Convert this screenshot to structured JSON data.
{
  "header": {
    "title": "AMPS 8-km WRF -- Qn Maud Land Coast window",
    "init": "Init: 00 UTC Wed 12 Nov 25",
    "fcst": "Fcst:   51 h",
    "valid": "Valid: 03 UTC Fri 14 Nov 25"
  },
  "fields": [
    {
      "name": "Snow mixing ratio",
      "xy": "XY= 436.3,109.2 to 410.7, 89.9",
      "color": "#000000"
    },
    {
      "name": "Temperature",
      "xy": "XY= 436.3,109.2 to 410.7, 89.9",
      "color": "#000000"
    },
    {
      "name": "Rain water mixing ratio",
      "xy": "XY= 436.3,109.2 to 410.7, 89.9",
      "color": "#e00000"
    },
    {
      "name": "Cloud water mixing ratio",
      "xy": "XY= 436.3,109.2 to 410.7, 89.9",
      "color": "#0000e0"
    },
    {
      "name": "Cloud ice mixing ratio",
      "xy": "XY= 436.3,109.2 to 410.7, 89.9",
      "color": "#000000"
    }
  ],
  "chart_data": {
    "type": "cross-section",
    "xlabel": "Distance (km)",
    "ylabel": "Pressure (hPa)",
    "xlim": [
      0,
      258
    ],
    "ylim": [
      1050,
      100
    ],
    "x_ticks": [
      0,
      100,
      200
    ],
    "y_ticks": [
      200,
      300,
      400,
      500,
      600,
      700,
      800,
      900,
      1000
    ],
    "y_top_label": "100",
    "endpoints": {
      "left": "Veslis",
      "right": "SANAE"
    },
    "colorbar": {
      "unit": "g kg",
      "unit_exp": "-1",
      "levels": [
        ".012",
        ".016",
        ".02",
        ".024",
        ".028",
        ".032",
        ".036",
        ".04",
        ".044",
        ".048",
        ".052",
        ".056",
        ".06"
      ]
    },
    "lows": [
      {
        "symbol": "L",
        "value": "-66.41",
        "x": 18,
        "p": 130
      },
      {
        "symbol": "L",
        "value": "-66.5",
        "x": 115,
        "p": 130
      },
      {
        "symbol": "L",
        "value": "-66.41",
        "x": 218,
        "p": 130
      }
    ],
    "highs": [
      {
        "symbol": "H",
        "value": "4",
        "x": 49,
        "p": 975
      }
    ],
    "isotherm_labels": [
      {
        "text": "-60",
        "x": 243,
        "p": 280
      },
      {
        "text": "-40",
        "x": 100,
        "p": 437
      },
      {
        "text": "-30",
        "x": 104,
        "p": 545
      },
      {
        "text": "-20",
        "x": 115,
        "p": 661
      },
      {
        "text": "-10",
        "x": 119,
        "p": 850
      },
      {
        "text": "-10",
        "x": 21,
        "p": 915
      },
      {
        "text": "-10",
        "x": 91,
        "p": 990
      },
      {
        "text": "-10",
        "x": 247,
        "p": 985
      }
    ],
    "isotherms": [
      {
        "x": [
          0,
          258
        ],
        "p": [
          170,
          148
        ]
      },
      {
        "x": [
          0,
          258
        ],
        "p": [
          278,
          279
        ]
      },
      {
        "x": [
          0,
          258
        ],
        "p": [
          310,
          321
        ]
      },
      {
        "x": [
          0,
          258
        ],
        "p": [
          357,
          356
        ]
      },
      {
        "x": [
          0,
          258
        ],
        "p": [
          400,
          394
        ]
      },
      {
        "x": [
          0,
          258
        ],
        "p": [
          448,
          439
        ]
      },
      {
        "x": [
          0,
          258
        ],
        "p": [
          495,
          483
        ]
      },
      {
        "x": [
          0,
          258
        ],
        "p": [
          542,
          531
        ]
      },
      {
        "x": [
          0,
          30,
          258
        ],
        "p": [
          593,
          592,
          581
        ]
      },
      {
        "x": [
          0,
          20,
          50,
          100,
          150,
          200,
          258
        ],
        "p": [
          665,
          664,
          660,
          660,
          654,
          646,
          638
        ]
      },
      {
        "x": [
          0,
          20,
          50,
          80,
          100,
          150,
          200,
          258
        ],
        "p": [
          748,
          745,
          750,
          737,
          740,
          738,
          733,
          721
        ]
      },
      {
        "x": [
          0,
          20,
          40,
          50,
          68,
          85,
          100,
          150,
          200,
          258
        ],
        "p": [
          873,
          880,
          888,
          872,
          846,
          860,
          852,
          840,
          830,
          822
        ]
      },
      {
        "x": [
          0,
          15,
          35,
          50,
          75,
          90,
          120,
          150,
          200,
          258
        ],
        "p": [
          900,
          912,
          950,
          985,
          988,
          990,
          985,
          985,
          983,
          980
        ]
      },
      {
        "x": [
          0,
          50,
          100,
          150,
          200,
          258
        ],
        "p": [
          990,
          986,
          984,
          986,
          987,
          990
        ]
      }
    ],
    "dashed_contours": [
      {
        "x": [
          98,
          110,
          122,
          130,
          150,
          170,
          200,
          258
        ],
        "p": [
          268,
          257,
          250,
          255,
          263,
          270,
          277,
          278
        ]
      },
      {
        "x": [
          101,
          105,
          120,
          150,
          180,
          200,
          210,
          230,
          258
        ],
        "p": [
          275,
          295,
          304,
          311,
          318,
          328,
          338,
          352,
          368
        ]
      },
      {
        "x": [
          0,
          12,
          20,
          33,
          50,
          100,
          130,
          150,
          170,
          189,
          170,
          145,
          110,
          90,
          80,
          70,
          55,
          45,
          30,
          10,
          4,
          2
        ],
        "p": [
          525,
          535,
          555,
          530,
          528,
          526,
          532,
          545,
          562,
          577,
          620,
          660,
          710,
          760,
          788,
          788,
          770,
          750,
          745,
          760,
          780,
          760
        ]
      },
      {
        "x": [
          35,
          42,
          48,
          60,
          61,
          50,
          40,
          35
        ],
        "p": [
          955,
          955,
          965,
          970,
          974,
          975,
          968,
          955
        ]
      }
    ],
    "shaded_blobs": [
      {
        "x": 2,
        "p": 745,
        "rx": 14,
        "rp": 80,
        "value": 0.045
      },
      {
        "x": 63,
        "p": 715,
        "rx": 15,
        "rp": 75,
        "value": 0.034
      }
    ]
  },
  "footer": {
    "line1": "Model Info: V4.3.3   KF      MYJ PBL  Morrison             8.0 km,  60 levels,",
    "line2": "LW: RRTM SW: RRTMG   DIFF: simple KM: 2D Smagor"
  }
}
::::
▸ **Directions for this task**:
Extract the data in full. Keep it word for word.

▸ **Response**:
Convert this screenshot to structured JSON data.
{
  "header": {
    "title": "AMPS 8-km WRF -- Qn Maud Land Coast window",
    "init": "Init: 00 UTC Wed 12 Nov 25",
    "fcst": "Fcst:   51 h",
    "valid": "Valid: 03 UTC Fri 14 Nov 25"
  },
  "fields": [
    {
      "name": "Snow mixing ratio",
      "xy": "XY= 436.3,109.2 to 410.7, 89.9",
      "color": "#000000"
    },
    {
      "name": "Temperature",
      "xy": "XY= 436.3,109.2 to 410.7, 89.9",
      "color": "#000000"
    },
    {
      "name": "Rain water mixing ratio",
      "xy": "XY= 436.3,109.2 to 410.7, 89.9",
      "color": "#e00000"
    },
    {
      "name": "Cloud water mixing ratio",
      "xy": "XY= 436.3,109.2 to 410.7, 89.9",
      "color": "#0000e0"
    },
    {
      "name": "Cloud ice mixing ratio",
      "xy": "XY= 436.3,109.2 to 410.7, 89.9",
      "color": "#000000"
    }
  ],
  "chart_data": {
    "type": "cross-section",
    "xlabel": "Distance (km)",
    "ylabel": "Pressure (hPa)",
    "xlim": [
      0,
      258
    ],
    "ylim": [
      1050,
      100
    ],
    "x_ticks": [
      0,
      100,
      200
    ],
    "y_ticks": [
      200,
      300,
      400,
      500,
      600,
      700,
      800,
      900,
      1000
    ],
    "y_top_label": "100",
    "endpoints": {
      "left": "Veslis",
      "right": "SANAE"
    },
    "colorbar": {
      "unit": "g kg",
      "unit_exp": "-1",
      "levels": [
        ".012",
        ".016",
        ".02",
        ".024",
        ".028",
        ".032",
        ".036",
        ".04",
        ".044",
        ".048",
        ".052",
        ".056",
        ".06"
      ]
    },
    "lows": [
      {
        "symbol": "L",
        "value": "-66.41",
        "x": 18,
        "p": 130
      },
      {
        "symbol": "L",
        "value": "-66.5",
        "x": 115,
        "p": 130
      },
      {
        "symbol": "L",
        "value": "-66.41",
        "x": 218,
        "p": 130
      }
    ],
    "highs": [
      {
        "symbol": "H",
        "value": "4",
        "x": 49,
        "p": 975
      }
    ],
    "isotherm_labels": [
      {
        "text": "-60",
        "x": 243,
        "p": 280
      },
      {
        "text": "-40",
        "x": 100,
        "p": 437
      },
      {
        "text": "-30",
        "x": 104,
        "p": 545
      },
      {
        "text": "-20",
        "x": 115,
        "p": 661
      },
      {
        "text": "-10",
        "x": 119,
        "p": 850
      },
      {
        "text": "-10",
        "x": 21,
        "p": 915
      },
      {
        "text": "-10",
        "x": 91,
        "p": 990
      },
      {
        "text": "-10",
        "x": 247,
        "p": 985
      }
    ],
    "isotherms": [
      {
        "x": [
          0,
          258
        ],
        "p": [
          170,
          148
        ]
      },
      {
        "x": [
          0,
          258
        ],
        "p": [
          278,
          279
        ]
      },
      {
        "x": [
          0,
          258
        ],
        "p": [
          310,
          321
        ]
      },
      {
        "x": [
          0,
          258
        ],
        "p": [
          357,
          356
        ]
      },
      {
        "x": [
          0,
          258
        ],
        "p": [
          400,
          394
        ]
      },
      {
        "x": [
          0,
          258
        ],
        "p": [
          448,
          439
        ]
      },
      {
        "x": [
          0,
          258
        ],
        "p": [
          495,
          483
        ]
      },
      {
        "x": [
          0,
          258
        ],
        "p": [
          542,
          531
        ]
      },
      {
        "x": [
          0,
          30,
          258
        ],
        "p": [
          593,
          592,
          581
        ]
      },
      {
        "x": [
          0,
          20,
          50,
          100,
          150,
          200,
          258
        ],
        "p": [
          665,
          664,
          660,
          660,
          654,
          646,
          638
        ]
      },
      {
        "x": [
          0,
          20,
          50,
          80,
          100,
          150,
          200,
          258
        ],
        "p": [
          748,
          745,
          750,
          737,
          740,
          738,
          733,
          721
        ]
      },
      {
        "x": [
          0,
          20,
          40,
          50,
          68,
          85,
          100,
          150,
          200,
          258
        ],
        "p": [
          873,
          880,
          888,
          872,
          846,
          860,
          852,
          840,
          830,
          822
        ]
      },
      {
        "x": [
          0,
          15,
          35,
          50,
          75,
          90,
          120,
          150,
          200,
          258
        ],
        "p": [
          900,
          912,
          950,
          985,
          988,
          990,
          985,
          985,
          983,
          980
        ]
      },
      {
        "x": [
          0,
          50,
          100,
          150,
          200,
          258
        ],
        "p": [
          990,
          986,
          984,
          986,
          987,
          990
        ]
      }
    ],
    "dashed_contours": [
      {
        "x": [
          98,
          110,
          122,
          130,
          150,
          170,
          200,
          258
        ],
        "p": [
          268,
          257,
          250,
          255,
          263,
          270,
          277,
          278
        ]
      },
      {
        "x": [
          101,
          105,
          120,
          150,
          180,
          200,
          210,
          230,
          258
        ],
        "p": [
          275,
          295,
          304,
          311,
          318,
          328,
          338,
          352,
          368
        ]
      },
      {
        "x": [
          0,
          12,
          20,
          33,
          50,
          100,
          130,
          150,
          170,
          189,
          170,
          145,
          110,
          90,
          80,
          70,
          55,
          45,
          30,
          10,
          4,
          2
        ],
        "p": [
          525,
          535,
          555,
          530,
          528,
          526,
          532,
          545,
          562,
          577,
          620,
          660,
          710,
          760,
          788,
          788,
          770,
          750,
          745,
          760,
          780,
          760
        ]
      },
      {
        "x": [
          35,
          42,
          48,
          60,
          61,
          50,
          40,
          35
        ],
        "p": [
          955,
          955,
          965,
          970,
          974,
          975,
          968,
          955
        ]
      }
    ],
    "shaded_blobs": [
      {
        "x": 2,
        "p": 745,
        "rx": 14,
        "rp": 80,
        "value": 0.045
      },
      {
        "x": 63,
        "p": 715,
        "rx": 15,
        "rp": 75,
        "value": 0.034
      }
    ]
  },
  "footer": {
    "line1": "Model Info: V4.3.3   KF      MYJ PBL  Morrison             8.0 km,  60 levels,",
    "line2": "LW: RRTM SW: RRTMG   DIFF: simple KM: 2D Smagor"
  }
}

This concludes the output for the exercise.